EXTRACTED ENTRIES
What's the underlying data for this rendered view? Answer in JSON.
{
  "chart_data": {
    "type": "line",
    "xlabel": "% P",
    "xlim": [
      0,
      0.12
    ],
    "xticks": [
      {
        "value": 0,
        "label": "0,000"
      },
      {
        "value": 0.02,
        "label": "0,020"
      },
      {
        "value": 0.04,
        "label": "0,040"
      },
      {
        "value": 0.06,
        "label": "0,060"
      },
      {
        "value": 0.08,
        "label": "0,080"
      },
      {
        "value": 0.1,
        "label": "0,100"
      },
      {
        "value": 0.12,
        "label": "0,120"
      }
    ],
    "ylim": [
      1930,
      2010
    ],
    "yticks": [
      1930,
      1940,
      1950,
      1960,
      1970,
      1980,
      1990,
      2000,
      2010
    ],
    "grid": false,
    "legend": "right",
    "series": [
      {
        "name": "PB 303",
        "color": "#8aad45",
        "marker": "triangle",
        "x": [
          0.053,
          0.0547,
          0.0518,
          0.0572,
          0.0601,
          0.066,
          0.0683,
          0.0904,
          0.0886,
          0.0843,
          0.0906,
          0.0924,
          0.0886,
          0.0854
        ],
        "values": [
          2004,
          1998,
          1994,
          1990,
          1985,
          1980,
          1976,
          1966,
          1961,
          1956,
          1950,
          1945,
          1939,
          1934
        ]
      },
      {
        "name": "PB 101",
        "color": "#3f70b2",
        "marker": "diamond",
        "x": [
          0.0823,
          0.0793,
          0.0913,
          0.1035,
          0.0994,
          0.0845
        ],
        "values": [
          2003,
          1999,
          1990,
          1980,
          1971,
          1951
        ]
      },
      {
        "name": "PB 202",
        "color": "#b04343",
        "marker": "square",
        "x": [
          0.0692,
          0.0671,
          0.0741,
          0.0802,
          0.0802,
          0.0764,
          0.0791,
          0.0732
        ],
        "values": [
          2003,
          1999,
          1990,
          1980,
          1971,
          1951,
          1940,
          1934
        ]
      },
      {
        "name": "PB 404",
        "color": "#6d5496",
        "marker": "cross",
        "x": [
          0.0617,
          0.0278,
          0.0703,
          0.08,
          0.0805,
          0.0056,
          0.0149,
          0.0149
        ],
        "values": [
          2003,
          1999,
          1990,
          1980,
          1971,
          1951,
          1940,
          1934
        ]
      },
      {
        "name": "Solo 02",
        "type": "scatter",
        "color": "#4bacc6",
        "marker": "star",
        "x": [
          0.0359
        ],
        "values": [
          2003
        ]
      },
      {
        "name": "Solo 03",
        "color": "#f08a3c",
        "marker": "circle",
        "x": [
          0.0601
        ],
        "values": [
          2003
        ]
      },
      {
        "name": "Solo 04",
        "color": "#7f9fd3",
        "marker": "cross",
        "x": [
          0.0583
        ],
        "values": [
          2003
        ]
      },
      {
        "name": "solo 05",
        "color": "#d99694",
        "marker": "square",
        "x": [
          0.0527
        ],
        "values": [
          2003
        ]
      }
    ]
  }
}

GOAL
Quote the entire listing above exactly.

SOLUTION TO THE EXERCISE
What's the underlying data for this rendered view? Answer in JSON.
{
  "chart_data": {
    "type": "line",
    "xlabel": "% P",
    "xlim": [
      0,
      0.12
    ],
    "xticks": [
      {
        "value": 0,
        "label": "0,000"
      },
      {
        "value": 0.02,
        "label": "0,020"
      },
      {
        "value": 0.04,
        "label": "0,040"
      },
      {
        "value": 0.06,
        "label": "0,060"
      },
      {
        "value": 0.08,
        "label": "0,080"
      },
      {
        "value": 0.1,
        "label": "0,100"
      },
      {
        "value": 0.12,
        "label": "0,120"
      }
    ],
    "ylim": [
      1930,
      2010
    ],
    "yticks": [
      1930,
      1940,
      1950,
      1960,
      1970,
      1980,
      1990,
      2000,
      2010
    ],
    "grid": false,
    "legend": "right",
    "series": [
      {
        "name": "PB 303",
        "color": "#8aad45",
        "marker": "triangle",
        "x": [
          0.053,
          0.0547,
          0.0518,
          0.0572,
          0.0601,
          0.066,
          0.0683,
          0.0904,
          0.0886,
          0.0843,
          0.0906,
          0.0924,
          0.0886,
          0.0854
        ],
        "values": [
          2004,
          1998,
          1994,
          1990,
          1985,
          1980,
          1976,
          1966,
          1961,
          1956,
          1950,
          1945,
          1939,
          1934
        ]
      },
      {
        "name": "PB 101",
        "color": "#3f70b2",
        "marker": "diamond",
        "x": [
          0.0823,
          0.0793,
          0.0913,
          0.1035,
          0.0994,
          0.0845
        ],
        "values": [
          2003,
          1999,
          1990,
          1980,
          1971,
          1951
        ]
      },
      {
        "name": "PB 202",
        "color": "#b04343",
        "marker": "square",
        "x": [
          0.0692,
          0.0671,
          0.0741,
          0.0802,
          0.0802,
          0.0764,
          0.0791,
          0.0732
        ],
        "values": [
          2003,
          1999,
          1990,
          1980,
          1971,
          1951,
          1940,
          1934
        ]
      },
      {
        "name": "PB 404",
        "color": "#6d5496",
        "marker": "cross",
        "x": [
          0.0617,
          0.0278,
          0.0703,
          0.08,
          0.0805,
          0.0056,
          0.0149,
          0.0149
        ],
        "values": [
          2003,
          1999,
          1990,
          1980,
          1971,
          1951,
          1940,
          1934
        ]
      },
      {
        "name": "Solo 02",
        "type": "scatter",
        "color": "#4bacc6",
        "marker": "star",
        "x": [
          0.0359
        ],
        "values": [
          2003
        ]
      },
      {
        "name": "Solo 03",
        "color": "#f08a3c",
        "marker": "circle",
        "x": [
          0.0601
        ],
        "values": [
          2003
        ]
      },
      {
        "name": "Solo 04",
        "color": "#7f9fd3",
        "marker": "cross",
        "x": [
          0.0583
        ],
        "values": [
          2003
        ]
      },
      {
        "name": "solo 05",
        "color": "#d99694",
        "marker": "square",
        "x": [
          0.0527
        ],
        "values": [
          2003
        ]
      }
    ]
  }
}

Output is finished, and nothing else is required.